**Your instructions**.
Return the listing word for word, as given.

=== Entries ===

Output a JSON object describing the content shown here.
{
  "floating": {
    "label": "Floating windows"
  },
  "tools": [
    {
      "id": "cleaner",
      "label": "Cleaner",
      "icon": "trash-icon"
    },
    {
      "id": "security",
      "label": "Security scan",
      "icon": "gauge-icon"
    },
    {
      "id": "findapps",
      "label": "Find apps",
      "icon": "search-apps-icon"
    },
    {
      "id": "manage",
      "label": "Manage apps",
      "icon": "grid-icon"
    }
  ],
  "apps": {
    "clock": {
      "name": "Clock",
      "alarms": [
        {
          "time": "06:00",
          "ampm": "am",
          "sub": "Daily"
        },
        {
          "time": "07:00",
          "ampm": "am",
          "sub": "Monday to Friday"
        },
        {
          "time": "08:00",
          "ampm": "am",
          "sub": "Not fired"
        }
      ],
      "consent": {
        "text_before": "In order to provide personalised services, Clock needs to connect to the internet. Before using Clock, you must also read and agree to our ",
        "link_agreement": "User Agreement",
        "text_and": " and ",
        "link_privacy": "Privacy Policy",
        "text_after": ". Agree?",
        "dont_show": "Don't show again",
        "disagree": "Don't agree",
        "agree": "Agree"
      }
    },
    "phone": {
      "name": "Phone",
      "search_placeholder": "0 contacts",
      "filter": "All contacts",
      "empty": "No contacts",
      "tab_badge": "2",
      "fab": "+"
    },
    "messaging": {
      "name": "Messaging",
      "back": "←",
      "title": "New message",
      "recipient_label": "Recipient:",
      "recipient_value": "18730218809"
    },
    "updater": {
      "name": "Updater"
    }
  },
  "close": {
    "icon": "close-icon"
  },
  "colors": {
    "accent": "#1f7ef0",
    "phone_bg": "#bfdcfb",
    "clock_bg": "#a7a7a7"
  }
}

===

**Result of the exercise**.
Output a JSON object describing the content shown here.
{
  "floating": {
    "label": "Floating windows"
  },
  "tools": [
    {
      "id": "cleaner",
      "label": "Cleaner",
      "icon": "trash-icon"
    },
    {
      "id": "security",
      "label": "Security scan",
      "icon": "gauge-icon"
    },
    {
      "id": "findapps",
      "label": "Find apps",
      "icon": "search-apps-icon"
    },
    {
      "id": "manage",
      "label": "Manage apps",
      "icon": "grid-icon"
    }
  ],
  "apps": {
    "clock": {
      "name": "Clock",
      "alarms": [
        {
          "time": "06:00",
          "ampm": "am",
          "sub": "Daily"
        },
        {
          "time": "07:00",
          "ampm": "am",
          "sub": "Monday to Friday"
        },
        {
          "time": "08:00",
          "ampm": "am",
          "sub": "Not fired"
        }
      ],
      "consent": {
        "text_before": "In order to provide personalised services, Clock needs to connect to the internet. Before using Clock, you must also read and agree to our ",
        "link_agreement": "User Agreement",
        "text_and": " and ",
        "link_privacy": "Privacy Policy",
        "text_after": ". Agree?",
        "dont_show": "Don't show again",
        "disagree": "Don't agree",
        "agree": "Agree"
      }
    },
    "phone": {
      "name": "Phone",
      "search_placeholder": "0 contacts",
      "filter": "All contacts",
      "empty": "No contacts",
      "tab_badge": "2",
      "fab": "+"
    },
    "messaging": {
      "name": "Messaging",
      "back": "←",
      "title": "New message",
      "recipient_label": "Recipient:",
      "recipient_value": "18730218809"
    },
    "updater": {
      "name": "Updater"
    }
  },
  "close": {
    "icon": "close-icon"
  },
  "colors": {
    "accent": "#1f7ef0",
    "phone_bg": "#bfdcfb",
    "clock_bg": "#a7a7a7"
  }
}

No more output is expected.